## ВЫБРАННЫЙ ОТРЫВОК
──────────
← К описанию

Вальтер Беньямин - Бодлер



© С. Ромашко, перевод, 2015

© ООО «Ад Маргинем Пресс», 2015

© Фонд развития и поддержки искусства «АЙРИС» / IRIS Foundation, 2015

Шарль Бодлер. Поэт в эпоху зрелого капитализма

Часть I. Париж времен Второй империи[1] у Бодлера

Une capitale n'est pas absolument nécessaire à l'homme.

Senancour

[Столица не так уж необходима для человека.

Сенанкур]

Глава 1. Богема

Примечателен контекст, в котором богема упоминается у Маркса. Он причисляет к ней профессиональных революционеров-заговорщиков, о которых рассуждает в подробном анонсе мемуаров де ля Одца, полицейского агента, опубликованном в 1850 году в «Новой рейнской газете». Наглядно представить себе физиономию Бодлера – значит затронуть сходство, которое он обнаруживает с этим политическим типажом. Маркс описывает его следующим образом: «Подготовка пролетарских заговоров потребовала разделения труда; их участники делились на заговорщиков-любителей, conspirateurs d'occasion, т. е. рабочих, предававшихся этому лишь наряду с прочими своими занятиями, что посещали лишь собрания и пребывали в готовности по приказу главарей явиться к месту сбора, и профессиональных конспираторов, целиком посвятивших себя заговорщицкой деятельности и сделавших ее источником своего существования <…>. Жизненная ситуация этого класса изначально определяет весь его характер <…>. Его неустойчивое существование, в частностях более зависящее от случая, чем от его деятельности, его неустроенная жизнь, единственными надежными точками в которой оказываются питейные заведения – места встречи участников заговора, его неизбежные знакомства с разного рода сомнительными людьми определяют этот класс в ту жизненную сферу, которая в Париже именуется la bohème [богемой][2]»[3].

Кстати, следует заметить, что Наполеон III сам начинал восхождение к власти в среде, сообщающейся с только что обрисованной. Как известно, одним из инструментов его президентской власти было Общество 10-го декабря, членов которого, по словам Маркса, поставляла «вся та неопределенная, не имеющая границ, постоянно колеблющаяся масса, которую французы именуют la bohème»[4].

В период императорского правления Наполеон III продолжал оттачивать свои конспиративные наклонности. Непредсказуемые заявления и навязчивое стремление все засекретить, резкие эксцессы и непроницаемая ирония неотделимы от стиля государственной жизни Второй империи. Те же черты обнаруживаются в теоретических сочинениях Бодлера. Он излагает свои взгляды по большей части безапелляционно. Дискуссия – не его дело. Он избегает ее даже тогда, когда резкое противоречие между положениями, выдвигаемыми им одно за другим, требовало бы обсуждения. «Салон 1846 года» он посвящает «буржуа», выступая их апологетом, и при этом вовсе не в качестве advocatus diaboli [лат. адвокат дьявола, здесь: придирчивый критик, обвинитель]. Позднее, например, в своих выпадах против школы bon sens [здравого смысла], он характеризует «honnêté bourgeoise» [добропорядочных буржуа] и почитаемого ими нотариуса в тоне самого ожесточенного представителя богемы[5].
──────────
## ЗАДАНИЯ
1. Проверьте по отрывку о Бодлере, верны ли утверждения: (a) анонс мемуаров де ля Одца вышел в 1850 году в «Новой рейнской газете»; (b) Бодлер охотно вступает в дискуссии; (c) «Салон 1846 года» Бодлер посвящает «буржуа». На каждое ответьте «да» или «нет» и приведите решающие слова отрывка.
2. Что, согласно описанию Маркса в отрывке о Бодлере, оказывается единственными надежными точками в неустроенной жизни профессиональных конспираторов?
3. Перечислите все черты, которые отрывок о Бодлере называет неотделимыми от стиля государственной жизни Второй империи.

## ФРАГМЕНТЫ ЗАПИСЕЙ
──────────
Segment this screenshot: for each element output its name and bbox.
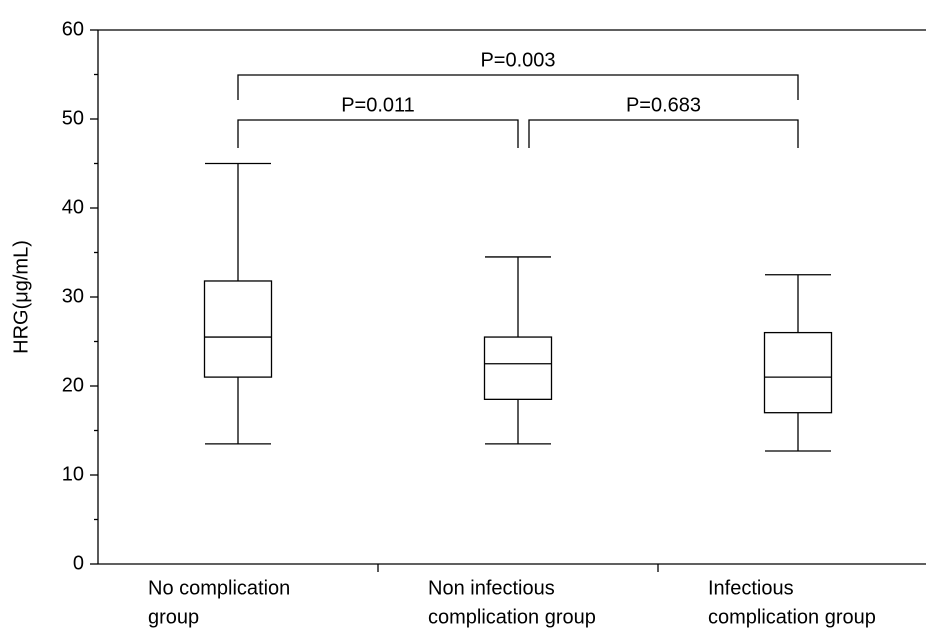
──────────
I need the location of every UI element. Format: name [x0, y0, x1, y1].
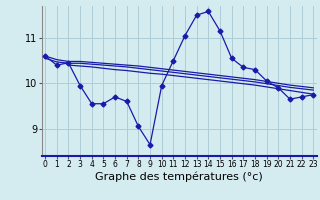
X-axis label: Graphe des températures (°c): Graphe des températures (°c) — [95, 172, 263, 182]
──────────
## ОТВЕТЫ
1.
(a) Да: «опубликованном в 1850 году в „Новой рейнской газете“».
(b) Нет: «Дискуссия – не его дело».
(c) Да: «„Салон 1846 года“ он посвящает „буржуа“».

2. Питейные заведения — места встречи участников заговора.

3. Непредсказуемые заявления; навязчивое стремление все засекретить; резкие эксцессы; непроницаемая ирония.